> [THE PROBLEM] Lines holding the string "εγκεκριμένων" are the ones to copy; find them all in the data.

> [EXTRACTED RECORDS]
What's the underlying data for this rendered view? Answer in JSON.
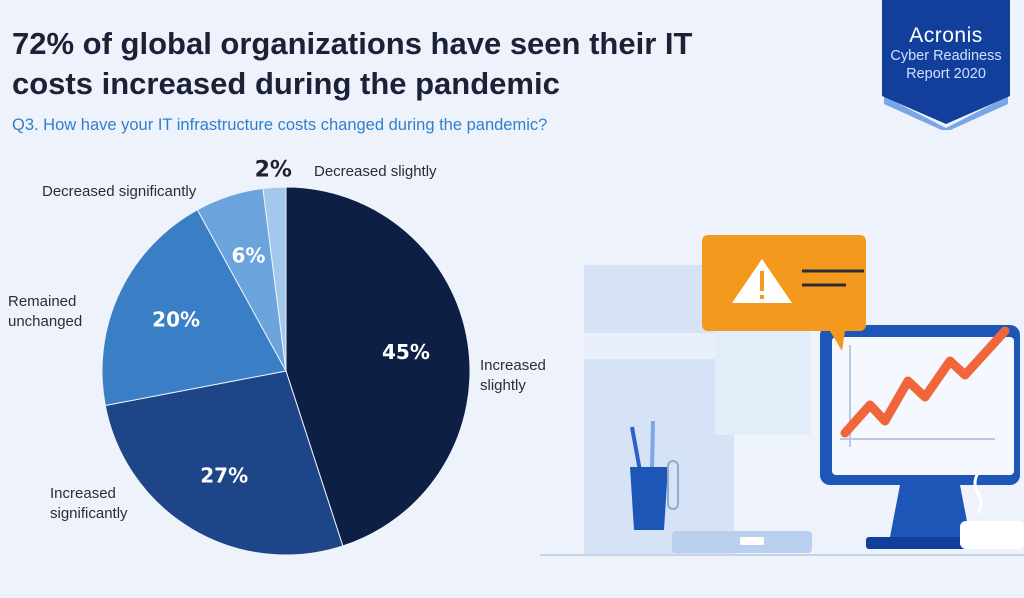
{
  "title": "72% of global organizations have seen their IT costs increased during the pandemic",
  "question": "Q3. How have your IT infrastructure costs changed during the pandemic?",
  "badge": {
    "brand": "Acronis",
    "line1": "Cyber Readiness",
    "line2": "Report 2020"
  },
  "chart_data": {
    "type": "pie",
    "title": "72% of global organizations have seen their IT costs increased during the pandemic",
    "subtitle": "Q3. How have your IT infrastructure costs changed during the pandemic?",
    "slices": [
      {
        "label": "Increased slightly",
        "value": 45,
        "display": "45%",
        "color": "#0d1f44"
      },
      {
        "label": "Increased significantly",
        "value": 27,
        "display": "27%",
        "color": "#1d4587"
      },
      {
        "label": "Remained unchanged",
        "value": 20,
        "display": "20%",
        "color": "#3a7ec6"
      },
      {
        "label": "Decreased significantly",
        "value": 6,
        "display": "6%",
        "color": "#6ba3dc"
      },
      {
        "label": "Decreased slightly",
        "value": 2,
        "display": "2%",
        "color": "#a3c8ec"
      }
    ],
    "start_angle_deg": 0,
    "direction": "clockwise"
  },
  "colors": {
    "background": "#eef2fa",
    "title": "#1c2137",
    "question": "#2f7fcf",
    "badge": "#123f9b",
    "alert": "#f39a1e",
    "trend_line": "#f0663a"
  },
  "illustration": {
    "icons": [
      "warning-icon",
      "monitor-icon",
      "trend-line-icon",
      "pencil-cup-icon",
      "paperclip-icon",
      "coffee-cup-icon"
    ]
  }
}
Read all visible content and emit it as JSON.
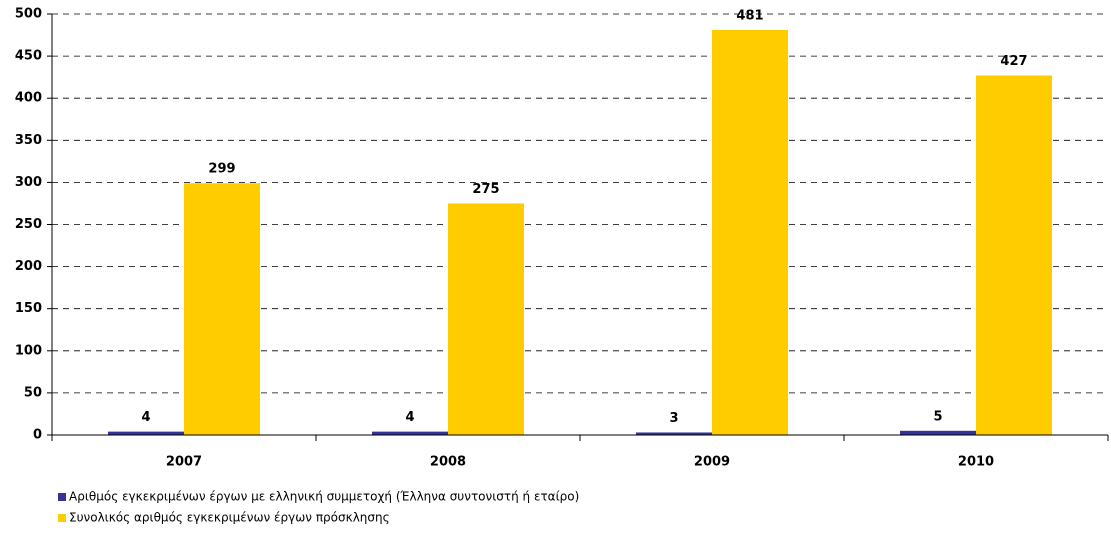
{
  "chart_data": {
    "type": "bar",
    "categories": [
      "2007",
      "2008",
      "2009",
      "2010"
    ],
    "series": [
      {
        "name": "Αριθμός εγκεκριμένων έργων με ελληνική συμμετοχή (Έλληνα συντονιστή ή εταίρο)",
        "color": "#333399",
        "values": [
          4,
          4,
          3,
          5
        ]
      },
      {
        "name": "Συνολικός αριθμός εγκεκριμένων έργων πρόσκλησης",
        "color": "#ffcc00",
        "values": [
          299,
          275,
          481,
          427
        ]
      }
    ],
    "ylim": [
      0,
      500
    ],
    "yticks": [
      0,
      50,
      100,
      150,
      200,
      250,
      300,
      350,
      400,
      450,
      500
    ],
    "grid": true,
    "legend": "bottom"
  }
}
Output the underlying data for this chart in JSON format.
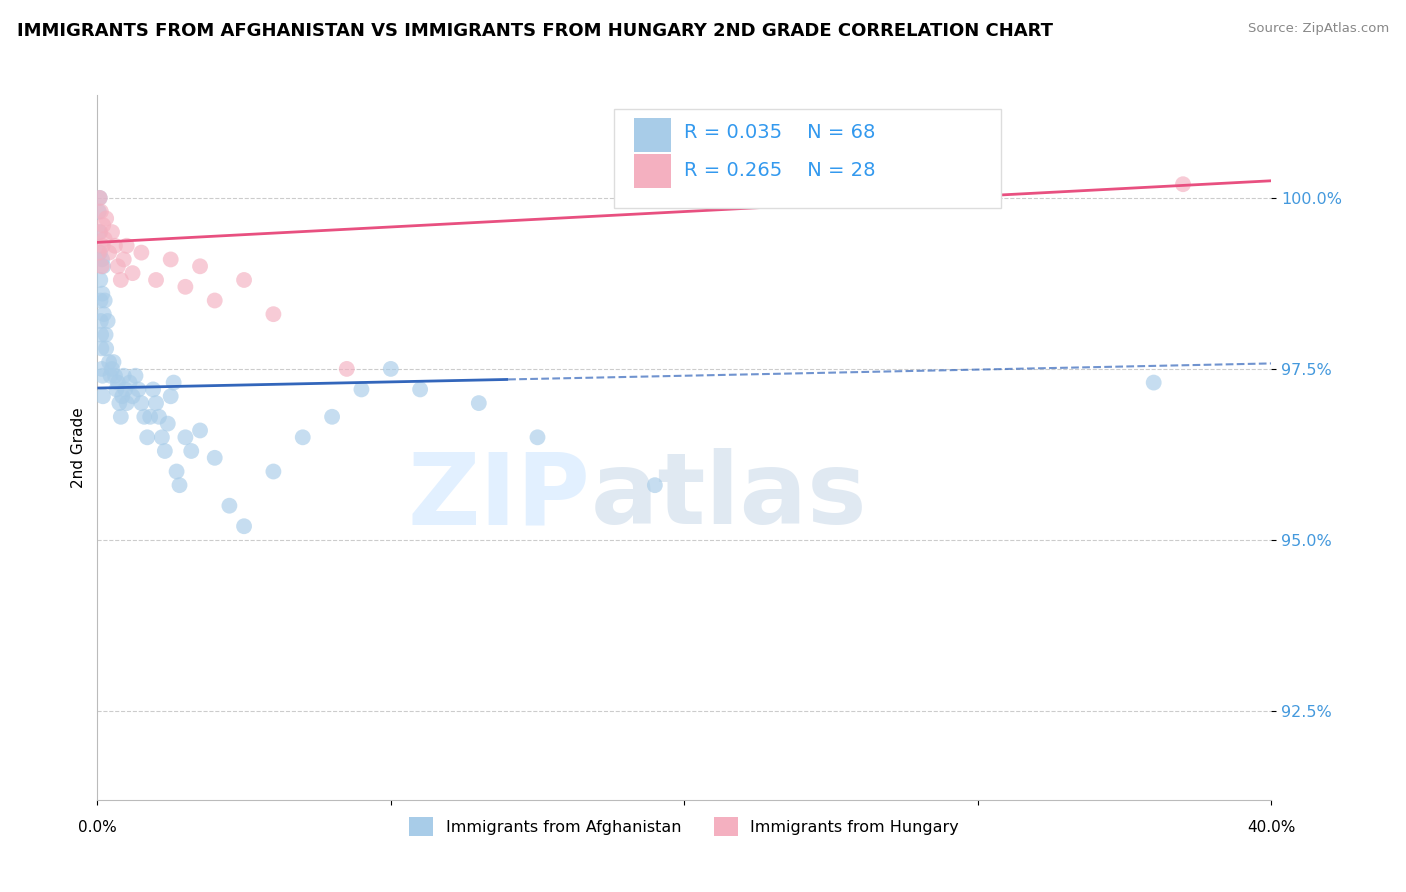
{
  "title": "IMMIGRANTS FROM AFGHANISTAN VS IMMIGRANTS FROM HUNGARY 2ND GRADE CORRELATION CHART",
  "source_text": "Source: ZipAtlas.com",
  "ylabel": "2nd Grade",
  "y_ticks": [
    92.5,
    95.0,
    97.5,
    100.0
  ],
  "y_tick_labels": [
    "92.5%",
    "95.0%",
    "97.5%",
    "100.0%"
  ],
  "xlim": [
    0.0,
    40.0
  ],
  "ylim": [
    91.2,
    101.5
  ],
  "series1_label": "Immigrants from Afghanistan",
  "series2_label": "Immigrants from Hungary",
  "series1_color": "#a8cce8",
  "series2_color": "#f4b0c0",
  "trendline1_color": "#3366bb",
  "trendline2_color": "#e85080",
  "watermark_zip": "ZIP",
  "watermark_atlas": "atlas",
  "legend_r1": "R = 0.035",
  "legend_n1": "N = 68",
  "legend_r2": "R = 0.265",
  "legend_n2": "N = 28",
  "af_trendline_x0": 0.0,
  "af_trendline_y0": 97.22,
  "af_trendline_x1": 40.0,
  "af_trendline_y1": 97.58,
  "hu_trendline_x0": 0.0,
  "hu_trendline_y0": 99.35,
  "hu_trendline_x1": 40.0,
  "hu_trendline_y1": 100.25,
  "af_solid_x1": 14.0,
  "afghanistan_x": [
    0.05,
    0.07,
    0.08,
    0.09,
    0.1,
    0.11,
    0.12,
    0.13,
    0.14,
    0.15,
    0.16,
    0.17,
    0.18,
    0.19,
    0.2,
    0.22,
    0.25,
    0.28,
    0.3,
    0.35,
    0.4,
    0.45,
    0.5,
    0.55,
    0.6,
    0.65,
    0.7,
    0.75,
    0.8,
    0.85,
    0.9,
    0.95,
    1.0,
    1.1,
    1.2,
    1.3,
    1.4,
    1.5,
    1.6,
    1.7,
    1.8,
    1.9,
    2.0,
    2.1,
    2.2,
    2.3,
    2.4,
    2.5,
    2.6,
    2.7,
    2.8,
    3.0,
    3.2,
    3.5,
    4.0,
    4.5,
    5.0,
    6.0,
    7.0,
    8.0,
    9.0,
    10.0,
    11.0,
    13.0,
    15.0,
    19.0,
    36.0
  ],
  "afghanistan_y": [
    99.8,
    99.5,
    100.0,
    99.2,
    98.8,
    98.5,
    98.2,
    98.0,
    97.8,
    97.5,
    99.1,
    98.6,
    97.4,
    97.1,
    99.0,
    98.3,
    98.5,
    98.0,
    97.8,
    98.2,
    97.6,
    97.4,
    97.5,
    97.6,
    97.4,
    97.2,
    97.3,
    97.0,
    96.8,
    97.1,
    97.4,
    97.2,
    97.0,
    97.3,
    97.1,
    97.4,
    97.2,
    97.0,
    96.8,
    96.5,
    96.8,
    97.2,
    97.0,
    96.8,
    96.5,
    96.3,
    96.7,
    97.1,
    97.3,
    96.0,
    95.8,
    96.5,
    96.3,
    96.6,
    96.2,
    95.5,
    95.2,
    96.0,
    96.5,
    96.8,
    97.2,
    97.5,
    97.2,
    97.0,
    96.5,
    95.8,
    97.3
  ],
  "hungary_x": [
    0.05,
    0.08,
    0.1,
    0.12,
    0.15,
    0.18,
    0.2,
    0.25,
    0.3,
    0.4,
    0.5,
    0.6,
    0.7,
    0.8,
    0.9,
    1.0,
    1.2,
    1.5,
    2.0,
    2.5,
    3.0,
    3.5,
    4.0,
    5.0,
    6.0,
    8.5,
    37.0
  ],
  "hungary_y": [
    99.2,
    100.0,
    99.5,
    99.8,
    99.0,
    99.3,
    99.6,
    99.4,
    99.7,
    99.2,
    99.5,
    99.3,
    99.0,
    98.8,
    99.1,
    99.3,
    98.9,
    99.2,
    98.8,
    99.1,
    98.7,
    99.0,
    98.5,
    98.8,
    98.3,
    97.5,
    100.2
  ]
}
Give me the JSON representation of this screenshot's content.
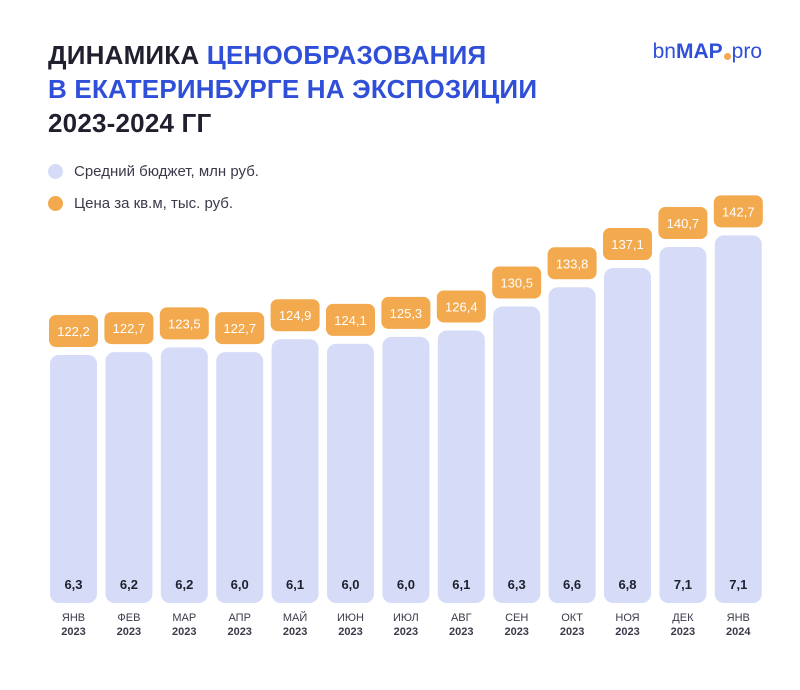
{
  "header": {
    "title_part1": "ДИНАМИКА ",
    "title_part1_accent": "ЦЕНООБРАЗОВАНИЯ",
    "title_line2": "В ЕКАТЕРИНБУРГЕ НА ЭКСПОЗИЦИИ",
    "title_line3": "2023-2024 ГГ"
  },
  "logo": {
    "part1": "bn",
    "part2": "MAP",
    "part3": "pro"
  },
  "colors": {
    "accent_blue": "#2f4fd8",
    "bar": "#d6dcf7",
    "badge": "#f3a94d",
    "text": "#1f1f2e"
  },
  "chart_data": {
    "type": "bar",
    "legend": [
      {
        "label": "Средний бюджет, млн руб.",
        "color": "#d6dcf7"
      },
      {
        "label": "Цена за кв.м, тыс. руб.",
        "color": "#f3a94d"
      }
    ],
    "categories": [
      [
        "ЯНВ",
        "2023"
      ],
      [
        "ФЕВ",
        "2023"
      ],
      [
        "МАР",
        "2023"
      ],
      [
        "АПР",
        "2023"
      ],
      [
        "МАЙ",
        "2023"
      ],
      [
        "ИЮН",
        "2023"
      ],
      [
        "ИЮЛ",
        "2023"
      ],
      [
        "АВГ",
        "2023"
      ],
      [
        "СЕН",
        "2023"
      ],
      [
        "ОКТ",
        "2023"
      ],
      [
        "НОЯ",
        "2023"
      ],
      [
        "ДЕК",
        "2023"
      ],
      [
        "ЯНВ",
        "2024"
      ]
    ],
    "series": [
      {
        "name": "Средний бюджет, млн руб.",
        "values": [
          6.3,
          6.2,
          6.2,
          6.0,
          6.1,
          6.0,
          6.0,
          6.1,
          6.3,
          6.6,
          6.8,
          7.1,
          7.1
        ],
        "labels": [
          "6,3",
          "6,2",
          "6,2",
          "6,0",
          "6,1",
          "6,0",
          "6,0",
          "6,1",
          "6,3",
          "6,6",
          "6,8",
          "7,1",
          "7,1"
        ]
      },
      {
        "name": "Цена за кв.м, тыс. руб.",
        "values": [
          122.2,
          122.7,
          123.5,
          122.7,
          124.9,
          124.1,
          125.3,
          126.4,
          130.5,
          133.8,
          137.1,
          140.7,
          142.7
        ],
        "labels": [
          "122,2",
          "122,7",
          "123,5",
          "122,7",
          "124,9",
          "124,1",
          "125,3",
          "126,4",
          "130,5",
          "133,8",
          "137,1",
          "140,7",
          "142,7"
        ]
      }
    ],
    "grid": false,
    "legend_placement": "top-left"
  }
}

> [FINISHED TASK]
        "name": "Αριθμός εγκεκριμένων έργων με ελληνική συμμετοχή (Έλληνα συντονιστή ή εταίρο)",
        "name": "Συνολικός αριθμός εγκεκριμένων έργων πρόσκλησης",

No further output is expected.